[TASK DETAILS]:
What follows is a set of records, each of which is to be written out exactly.

[GIVEN ENTRIES]:

>> begin

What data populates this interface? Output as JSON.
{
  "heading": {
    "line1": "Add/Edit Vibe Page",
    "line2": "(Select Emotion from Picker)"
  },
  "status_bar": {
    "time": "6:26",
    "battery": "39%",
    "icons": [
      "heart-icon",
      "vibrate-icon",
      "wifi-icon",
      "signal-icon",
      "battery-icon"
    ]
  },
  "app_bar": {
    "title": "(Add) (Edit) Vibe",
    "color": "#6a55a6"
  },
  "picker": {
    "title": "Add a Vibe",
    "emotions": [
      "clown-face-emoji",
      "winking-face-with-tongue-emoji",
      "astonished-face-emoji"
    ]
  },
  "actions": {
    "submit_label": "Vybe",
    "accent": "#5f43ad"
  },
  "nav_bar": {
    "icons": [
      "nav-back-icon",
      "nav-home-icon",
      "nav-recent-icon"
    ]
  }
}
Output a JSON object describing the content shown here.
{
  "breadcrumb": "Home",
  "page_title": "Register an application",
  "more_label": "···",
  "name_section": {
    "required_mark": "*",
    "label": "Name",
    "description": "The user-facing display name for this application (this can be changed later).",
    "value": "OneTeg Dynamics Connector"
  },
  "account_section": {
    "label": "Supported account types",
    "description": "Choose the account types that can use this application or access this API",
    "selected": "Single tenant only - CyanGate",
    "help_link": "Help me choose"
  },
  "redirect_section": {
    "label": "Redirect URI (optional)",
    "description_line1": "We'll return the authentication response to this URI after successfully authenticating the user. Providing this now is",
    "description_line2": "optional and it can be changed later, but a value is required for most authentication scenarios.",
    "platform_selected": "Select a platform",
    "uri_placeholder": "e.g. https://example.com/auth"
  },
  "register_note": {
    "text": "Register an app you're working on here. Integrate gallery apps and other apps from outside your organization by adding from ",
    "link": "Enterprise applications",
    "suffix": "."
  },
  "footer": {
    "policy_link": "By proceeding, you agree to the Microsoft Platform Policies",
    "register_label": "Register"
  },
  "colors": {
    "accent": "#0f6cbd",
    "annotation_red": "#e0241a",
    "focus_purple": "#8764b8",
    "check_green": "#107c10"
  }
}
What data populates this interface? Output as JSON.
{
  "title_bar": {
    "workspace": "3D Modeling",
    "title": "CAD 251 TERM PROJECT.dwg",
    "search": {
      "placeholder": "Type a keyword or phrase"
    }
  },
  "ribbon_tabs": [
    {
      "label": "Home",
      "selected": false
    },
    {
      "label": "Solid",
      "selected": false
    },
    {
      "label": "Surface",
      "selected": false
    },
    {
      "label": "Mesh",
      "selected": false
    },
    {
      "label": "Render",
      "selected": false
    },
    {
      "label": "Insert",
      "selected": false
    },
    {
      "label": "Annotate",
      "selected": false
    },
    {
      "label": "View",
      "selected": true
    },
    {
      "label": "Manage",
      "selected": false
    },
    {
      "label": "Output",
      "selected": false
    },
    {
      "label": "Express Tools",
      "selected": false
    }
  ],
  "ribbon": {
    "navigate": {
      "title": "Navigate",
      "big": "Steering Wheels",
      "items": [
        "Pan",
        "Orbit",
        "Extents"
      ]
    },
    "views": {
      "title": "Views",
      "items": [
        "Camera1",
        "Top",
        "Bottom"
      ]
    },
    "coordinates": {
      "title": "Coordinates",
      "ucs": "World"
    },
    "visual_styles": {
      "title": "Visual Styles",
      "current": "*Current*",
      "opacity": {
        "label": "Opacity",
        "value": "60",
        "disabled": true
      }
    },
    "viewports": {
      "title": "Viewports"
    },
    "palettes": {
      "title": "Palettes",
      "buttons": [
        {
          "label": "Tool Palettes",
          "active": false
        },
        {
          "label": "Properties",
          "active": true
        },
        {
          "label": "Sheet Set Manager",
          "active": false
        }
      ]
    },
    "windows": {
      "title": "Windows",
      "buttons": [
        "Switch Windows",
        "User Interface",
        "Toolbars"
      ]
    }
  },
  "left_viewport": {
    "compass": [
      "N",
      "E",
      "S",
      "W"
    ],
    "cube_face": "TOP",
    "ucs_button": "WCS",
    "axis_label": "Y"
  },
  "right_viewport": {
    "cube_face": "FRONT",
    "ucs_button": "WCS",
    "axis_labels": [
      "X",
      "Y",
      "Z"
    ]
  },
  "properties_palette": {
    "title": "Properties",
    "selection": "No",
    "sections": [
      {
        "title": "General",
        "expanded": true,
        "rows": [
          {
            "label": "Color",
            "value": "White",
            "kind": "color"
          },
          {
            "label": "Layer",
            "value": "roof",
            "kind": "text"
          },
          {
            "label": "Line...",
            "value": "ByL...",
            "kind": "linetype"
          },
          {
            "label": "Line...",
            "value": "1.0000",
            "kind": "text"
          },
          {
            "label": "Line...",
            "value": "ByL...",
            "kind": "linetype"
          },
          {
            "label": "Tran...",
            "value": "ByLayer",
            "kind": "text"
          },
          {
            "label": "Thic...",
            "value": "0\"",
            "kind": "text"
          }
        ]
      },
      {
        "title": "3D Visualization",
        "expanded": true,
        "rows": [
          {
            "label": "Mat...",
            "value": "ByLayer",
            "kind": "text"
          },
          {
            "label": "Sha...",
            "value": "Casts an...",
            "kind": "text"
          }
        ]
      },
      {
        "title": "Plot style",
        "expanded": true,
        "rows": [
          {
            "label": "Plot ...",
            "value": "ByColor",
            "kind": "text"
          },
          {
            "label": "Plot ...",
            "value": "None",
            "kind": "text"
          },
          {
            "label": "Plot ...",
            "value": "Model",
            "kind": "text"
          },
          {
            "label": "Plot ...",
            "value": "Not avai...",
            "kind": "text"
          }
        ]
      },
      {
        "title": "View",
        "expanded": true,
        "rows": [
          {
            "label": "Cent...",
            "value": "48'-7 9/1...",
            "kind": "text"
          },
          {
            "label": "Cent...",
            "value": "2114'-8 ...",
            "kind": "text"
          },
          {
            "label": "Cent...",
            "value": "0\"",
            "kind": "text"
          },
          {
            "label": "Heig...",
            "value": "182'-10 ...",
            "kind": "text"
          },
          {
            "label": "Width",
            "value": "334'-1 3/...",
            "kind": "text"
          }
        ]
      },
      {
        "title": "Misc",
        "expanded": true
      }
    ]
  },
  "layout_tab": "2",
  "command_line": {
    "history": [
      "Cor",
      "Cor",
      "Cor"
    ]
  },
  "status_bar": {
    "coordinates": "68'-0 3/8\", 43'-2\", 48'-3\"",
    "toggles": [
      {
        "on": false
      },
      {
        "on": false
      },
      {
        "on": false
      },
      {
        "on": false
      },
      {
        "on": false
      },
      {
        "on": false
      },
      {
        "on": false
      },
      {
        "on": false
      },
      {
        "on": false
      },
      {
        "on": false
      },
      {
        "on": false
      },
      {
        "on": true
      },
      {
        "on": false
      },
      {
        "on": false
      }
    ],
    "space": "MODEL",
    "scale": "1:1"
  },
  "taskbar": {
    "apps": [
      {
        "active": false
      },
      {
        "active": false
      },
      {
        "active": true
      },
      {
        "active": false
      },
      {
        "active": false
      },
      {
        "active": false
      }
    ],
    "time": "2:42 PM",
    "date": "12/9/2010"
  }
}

>> end

[SOLUTION TO THE PROBLEM]:
What data populates this interface? Output as JSON.
{
  "heading": {
    "line1": "Add/Edit Vibe Page",
    "line2": "(Select Emotion from Picker)"
  },
  "status_bar": {
    "time": "6:26",
    "battery": "39%",
    "icons": [
      "heart-icon",
      "vibrate-icon",
      "wifi-icon",
      "signal-icon",
      "battery-icon"
    ]
  },
  "app_bar": {
    "title": "(Add) (Edit) Vibe",
    "color": "#6a55a6"
  },
  "picker": {
    "title": "Add a Vibe",
    "emotions": [
      "clown-face-emoji",
      "winking-face-with-tongue-emoji",
      "astonished-face-emoji"
    ]
  },
  "actions": {
    "submit_label": "Vybe",
    "accent": "#5f43ad"
  },
  "nav_bar": {
    "icons": [
      "nav-back-icon",
      "nav-home-icon",
      "nav-recent-icon"
    ]
  }
}
Output a JSON object describing the content shown here.
{
  "breadcrumb": "Home",
  "page_title": "Register an application",
  "more_label": "···",
  "name_section": {
    "required_mark": "*",
    "label": "Name",
    "description": "The user-facing display name for this application (this can be changed later).",
    "value": "OneTeg Dynamics Connector"
  },
  "account_section": {
    "label": "Supported account types",
    "description": "Choose the account types that can use this application or access this API",
    "selected": "Single tenant only - CyanGate",
    "help_link": "Help me choose"
  },
  "redirect_section": {
    "label": "Redirect URI (optional)",
    "description_line1": "We'll return the authentication response to this URI after successfully authenticating the user. Providing this now is",
    "description_line2": "optional and it can be changed later, but a value is required for most authentication scenarios.",
    "platform_selected": "Select a platform",
    "uri_placeholder": "e.g. https://example.com/auth"
  },
  "register_note": {
    "text": "Register an app you're working on here. Integrate gallery apps and other apps from outside your organization by adding from ",
    "link": "Enterprise applications",
    "suffix": "."
  },
  "footer": {
    "policy_link": "By proceeding, you agree to the Microsoft Platform Policies",
    "register_label": "Register"
  },
  "colors": {
    "accent": "#0f6cbd",
    "annotation_red": "#e0241a",
    "focus_purple": "#8764b8",
    "check_green": "#107c10"
  }
}
What data populates this interface? Output as JSON.
{
  "title_bar": {
    "workspace": "3D Modeling",
    "title": "CAD 251 TERM PROJECT.dwg",
    "search": {
      "placeholder": "Type a keyword or phrase"
    }
  },
  "ribbon_tabs": [
    {
      "label": "Home",
      "selected": false
    },
    {
      "label": "Solid",
      "selected": false
    },
    {
      "label": "Surface",
      "selected": false
    },
    {
      "label": "Mesh",
      "selected": false
    },
    {
      "label": "Render",
      "selected": false
    },
    {
      "label": "Insert",
      "selected": false
    },
    {
      "label": "Annotate",
      "selected": false
    },
    {
      "label": "View",
      "selected": true
    },
    {
      "label": "Manage",
      "selected": false
    },
    {
      "label": "Output",
      "selected": false
    },
    {
      "label": "Express Tools",
      "selected": false
    }
  ],
  "ribbon": {
    "navigate": {
      "title": "Navigate",
      "big": "Steering Wheels",
      "items": [
        "Pan",
        "Orbit",
        "Extents"
      ]
    },
    "views": {
      "title": "Views",
      "items": [
        "Camera1",
        "Top",
        "Bottom"
      ]
    },
    "coordinates": {
      "title": "Coordinates",
      "ucs": "World"
    },
    "visual_styles": {
      "title": "Visual Styles",
      "current": "*Current*",
      "opacity": {
        "label": "Opacity",
        "value": "60",
        "disabled": true
      }
    },
    "viewports": {
      "title": "Viewports"
    },
    "palettes": {
      "title": "Palettes",
      "buttons": [
        {
          "label": "Tool Palettes",
          "active": false
        },
        {
          "label": "Properties",
          "active": true
        },
        {
          "label": "Sheet Set Manager",
          "active": false
        }
      ]
    },
    "windows": {
      "title": "Windows",
      "buttons": [
        "Switch Windows",
        "User Interface",
        "Toolbars"
      ]
    }
  },
  "left_viewport": {
    "compass": [
      "N",
      "E",
      "S",
      "W"
    ],
    "cube_face": "TOP",
    "ucs_button": "WCS",
    "axis_label": "Y"
  },
  "right_viewport": {
    "cube_face": "FRONT",
    "ucs_button": "WCS",
    "axis_labels": [
      "X",
      "Y",
      "Z"
    ]
  },
  "properties_palette": {
    "title": "Properties",
    "selection": "No",
    "sections": [
      {
        "title": "General",
        "expanded": true,
        "rows": [
          {
            "label": "Color",
            "value": "White",
            "kind": "color"
          },
          {
            "label": "Layer",
            "value": "roof",
            "kind": "text"
          },
          {
            "label": "Line...",
            "value": "ByL...",
            "kind": "linetype"
          },
          {
            "label": "Line...",
            "value": "1.0000",
            "kind": "text"
          },
          {
            "label": "Line...",
            "value": "ByL...",
            "kind": "linetype"
          },
          {
            "label": "Tran...",
            "value": "ByLayer",
            "kind": "text"
          },
          {
            "label": "Thic...",
            "value": "0\"",
            "kind": "text"
          }
        ]
      },
      {
        "title": "3D Visualization",
        "expanded": true,
        "rows": [
          {
            "label": "Mat...",
            "value": "ByLayer",
            "kind": "text"
          },
          {
            "label": "Sha...",
            "value": "Casts an...",
            "kind": "text"
          }
        ]
      },
      {
        "title": "Plot style",
        "expanded": true,
        "rows": [
          {
            "label": "Plot ...",
            "value": "ByColor",
            "kind": "text"
          },
          {
            "label": "Plot ...",
            "value": "None",
            "kind": "text"
          },
          {
            "label": "Plot ...",
            "value": "Model",
            "kind": "text"
          },
          {
            "label": "Plot ...",
            "value": "Not avai...",
            "kind": "text"
          }
        ]
      },
      {
        "title": "View",
        "expanded": true,
        "rows": [
          {
            "label": "Cent...",
            "value": "48'-7 9/1...",
            "kind": "text"
          },
          {
            "label": "Cent...",
            "value": "2114'-8 ...",
            "kind": "text"
          },
          {
            "label": "Cent...",
            "value": "0\"",
            "kind": "text"
          },
          {
            "label": "Heig...",
            "value": "182'-10 ...",
            "kind": "text"
          },
          {
            "label": "Width",
            "value": "334'-1 3/...",
            "kind": "text"
          }
        ]
      },
      {
        "title": "Misc",
        "expanded": true
      }
    ]
  },
  "layout_tab": "2",
  "command_line": {
    "history": [
      "Cor",
      "Cor",
      "Cor"
    ]
  },
  "status_bar": {
    "coordinates": "68'-0 3/8\", 43'-2\", 48'-3\"",
    "toggles": [
      {
        "on": false
      },
      {
        "on": false
      },
      {
        "on": false
      },
      {
        "on": false
      },
      {
        "on": false
      },
      {
        "on": false
      },
      {
        "on": false
      },
      {
        "on": false
      },
      {
        "on": false
      },
      {
        "on": false
      },
      {
        "on": false
      },
      {
        "on": true
      },
      {
        "on": false
      },
      {
        "on": false
      }
    ],
    "space": "MODEL",
    "scale": "1:1"
  },
  "taskbar": {
    "apps": [
      {
        "active": false
      },
      {
        "active": false
      },
      {
        "active": true
      },
      {
        "active": false
      },
      {
        "active": false
      },
      {
        "active": false
      }
    ],
    "time": "2:42 PM",
    "date": "12/9/2010"
  }
}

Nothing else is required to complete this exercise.